>> Start TEXT EXTRACT

ABC’s
20/20: Stupid in America
January 14, 2006
On January 13, 2006 — Friday the 13th if that’s
a sign one way or another — ABC’s 20/20 with John Stossel
aired “Stupid in America” concerning the state of education in America today.
As usual with a program like this, the teachers ended up
on one side: we need more money; and the
parents ended up on the other side: our
children are not being educated; with administrators just kind of “out there.”
With the cost to educate a child at $10,000 per year on average
nation-wide, how is it possible be that a child isn’t being taught the
foundational skills needed to read, write and do computation?
The answer to that was easily seen in the attitude of the
head of the Department of Education in South Carolina who ardently defended the
status quo claiming test scores for children in her state are rising.
That, of course, is debatable, considering the “test” to
which she referred is not a test in the sense that it is an objective measure;
the “test” to which she refers is an assessment — a subjective measurement
wherein the level of difficulty, scoring rubrics, and pass/fail bar can all be
changed at a whim. In other words, an
assessment is a subjective measure of ability that does not produce comparable
scores over time and is not an accurate measure of any child’s ability under
any circumstance.
Then there is the National Education Association and its
state affiliates nation-wide, more than adequately represented in the piece by
John Stossel.
Their mantra: more money, more
money, more money … $$$$$ … we just need more money. One administrator proposed the figure go as
high as $30,000 or, well … even more.
Yet private schools and charter schools (according to the
20/20 piece), having less money per child to work with, educated students for
far less than $10,000 each and the children got a better education. The reason they could do that? Because the teachers were there to educate children,
and if they didn’t educate children, they were out the door.
Not so, however, with the unionized teachers of the NEA — the steps needed to discharge one teacher caught
red-handed sending sexually explicit emails to a minor of the opposite sex was
incredible. In an “in your face”
pronouncement, one male teacher, surrounded by his fellow union members, played
well for the camera, “If I’m a bad teacher, prove it” or words to that
effect. Doesn’t leave one with a warm
and fuzzy feeling that the union teachers are there to teach but rather to get
everything they can get and cry for more.
Anyone who has had an insider view of an NEA
convention comes away with a decided impression that the organization is more
about promoting communitarian ideals then educating children according to the
ideals of our unique nation.
So much for the hue and cry of the
National Education Association. It’s amazing they
didn’t drag forth their longer list of excuses of why children “can’t learn”
which includes poverty, single parent homes, parents in general, hunger,
socio-economic status ………..

>> End TEXT EXTRACT
>> Start STORED DATA

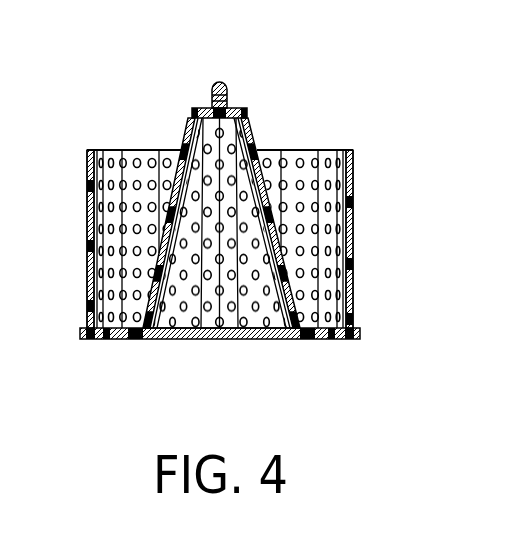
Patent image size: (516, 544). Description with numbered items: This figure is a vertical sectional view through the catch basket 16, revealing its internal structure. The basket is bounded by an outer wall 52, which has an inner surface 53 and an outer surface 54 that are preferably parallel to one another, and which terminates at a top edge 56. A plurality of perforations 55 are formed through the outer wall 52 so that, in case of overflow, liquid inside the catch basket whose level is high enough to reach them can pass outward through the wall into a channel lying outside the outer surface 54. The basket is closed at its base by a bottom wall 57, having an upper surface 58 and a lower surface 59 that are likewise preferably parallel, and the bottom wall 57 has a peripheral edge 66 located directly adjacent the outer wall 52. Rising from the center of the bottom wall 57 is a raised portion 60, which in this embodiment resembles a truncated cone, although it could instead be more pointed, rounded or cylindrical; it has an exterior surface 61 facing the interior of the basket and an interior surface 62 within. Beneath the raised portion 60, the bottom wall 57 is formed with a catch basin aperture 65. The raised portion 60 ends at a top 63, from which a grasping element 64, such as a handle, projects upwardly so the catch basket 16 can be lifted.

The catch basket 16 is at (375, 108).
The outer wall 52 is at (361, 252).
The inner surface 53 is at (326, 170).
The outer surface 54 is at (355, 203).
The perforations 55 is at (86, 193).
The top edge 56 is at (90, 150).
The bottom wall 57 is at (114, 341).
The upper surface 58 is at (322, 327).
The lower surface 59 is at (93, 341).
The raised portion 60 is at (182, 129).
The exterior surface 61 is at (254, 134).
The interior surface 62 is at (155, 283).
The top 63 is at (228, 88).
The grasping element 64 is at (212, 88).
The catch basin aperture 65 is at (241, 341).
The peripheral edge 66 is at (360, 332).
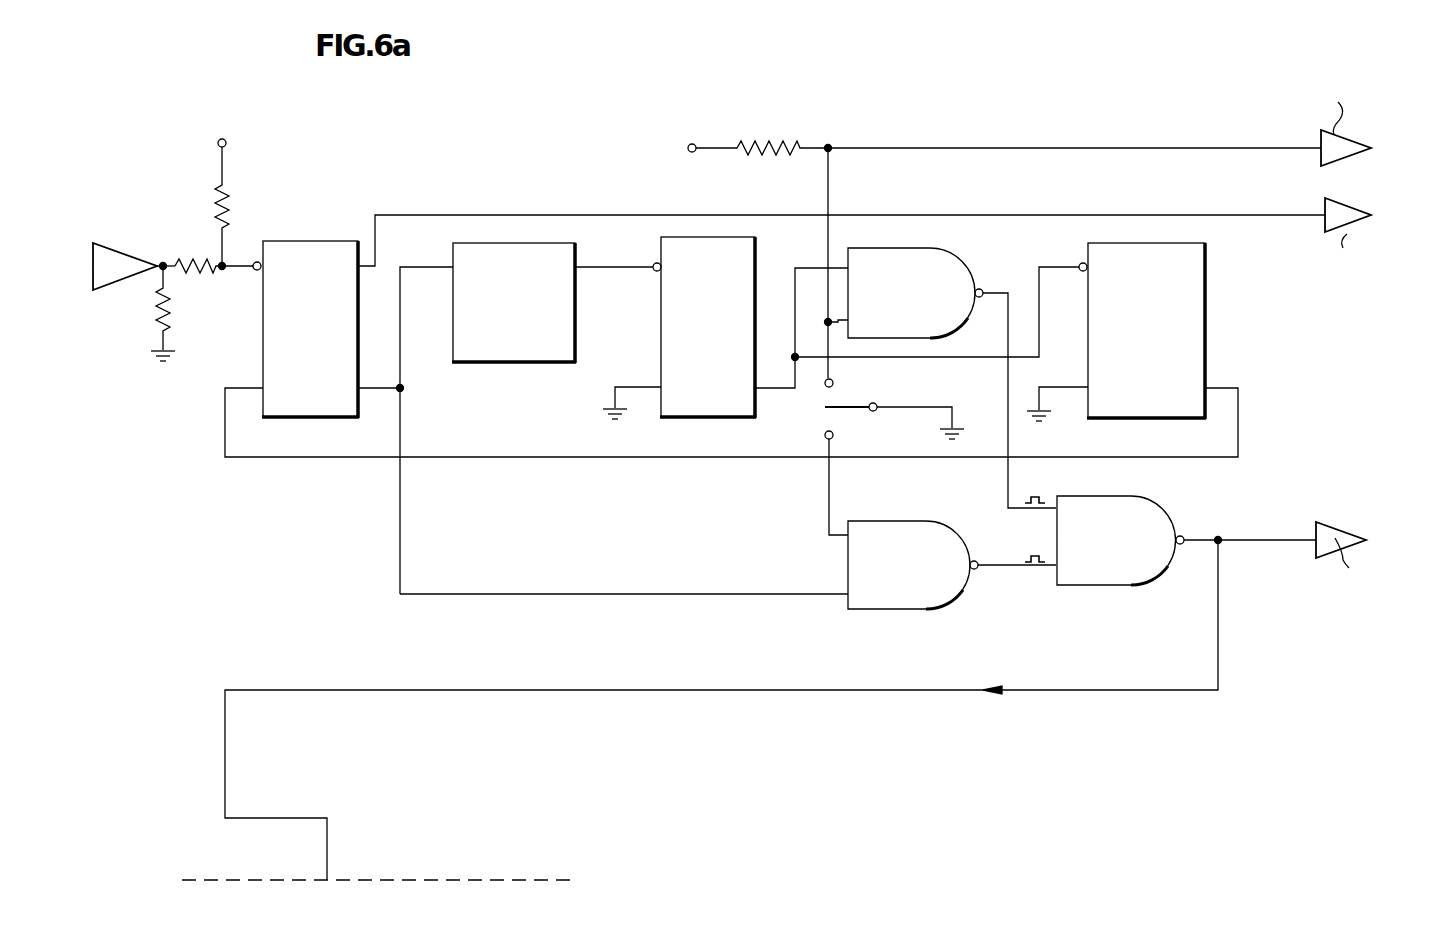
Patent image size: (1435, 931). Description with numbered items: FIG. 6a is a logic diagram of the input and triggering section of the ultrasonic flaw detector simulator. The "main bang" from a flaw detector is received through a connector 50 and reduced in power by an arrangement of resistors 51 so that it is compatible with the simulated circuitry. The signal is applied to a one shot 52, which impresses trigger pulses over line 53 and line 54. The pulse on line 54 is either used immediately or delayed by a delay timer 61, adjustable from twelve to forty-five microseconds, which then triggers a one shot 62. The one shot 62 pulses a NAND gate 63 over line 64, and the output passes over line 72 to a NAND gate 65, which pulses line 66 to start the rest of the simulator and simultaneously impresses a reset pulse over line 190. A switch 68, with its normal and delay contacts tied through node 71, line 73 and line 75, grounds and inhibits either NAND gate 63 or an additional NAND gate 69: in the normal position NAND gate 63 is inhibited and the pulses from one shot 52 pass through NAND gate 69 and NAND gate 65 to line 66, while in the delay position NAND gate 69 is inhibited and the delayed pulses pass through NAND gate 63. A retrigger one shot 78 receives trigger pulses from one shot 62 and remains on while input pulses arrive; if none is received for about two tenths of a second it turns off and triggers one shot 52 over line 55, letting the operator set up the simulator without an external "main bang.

>> End STORED DATA

YOUR TASK -> Write a continuation of the commentary on the 20/20 "Stupid in America" broadcast, starting after its final line. These rows have nothing to do with the piece on the 20/20 education broadcast.

TASK RESPONSE ->
The flip side of the coin is the adversarial situation
that exists between teachers and administrators with both sides equally as
guilty of immature, childish, even petty antics, the result being an atmosphere
charged with animosity where children can not possibly receive the foundational
skills in reading, writing and computation they need.
The ABC 20/20 piece, Stupid in America, was overall a good
piece, but really nothing that any parent, concerned for the education of
his/her child, doesn’t already know.
In closing, however, came the clincher which sent the
piece in the wrong direction: the
promotion of choice, charters and vouchers as a solution.
These are not solutions.
Quoting the Goals 2000: Educate America Act (Public Law 103-227),
Sec. 308. State Use of
Funds.
… (b) Succeeding
years.—Each state education agency that receives an
allotment under this title for any year after the first year of such agency
receives assistance under this title shall—
… (2) use the remainder of such assistance for State activities
designed to implement its State improvement plan, such as—
… (I) promoting
public magnet schools, public “charter schools”, and other mechanisms for
increasing choice among public schools, including information and referral
programs which provide parents with information on available choices;
… (d) Special Rule.—Any new public school established under this title—
… (3) shall operate under the authority of a State
Educational agency or local educational agency.
In other words, any new school established, a.k.a.,
magnet school, public charter school or other mechanism for increasing choice
among public schools, shall operate under the state education agency or
local educational agency. And, under the
Goals 2000: Education America Act, any state receiving a Goals 2000 grant shall
implement systems education in all schools over which it maintains control. Result: any choice, charter, or voucher
recommendation, proposal, or implementation must conform to Goals 2000
and be systems education based, a.k.a., education based on outcomes—what the
child should know and be able to do, a.k.a., subjective in scope and
measure. Any charter school established
would have to be systems oriented; and school accepting a voucher or
participating in a choice option would have to be systems oriented. This would include private schools.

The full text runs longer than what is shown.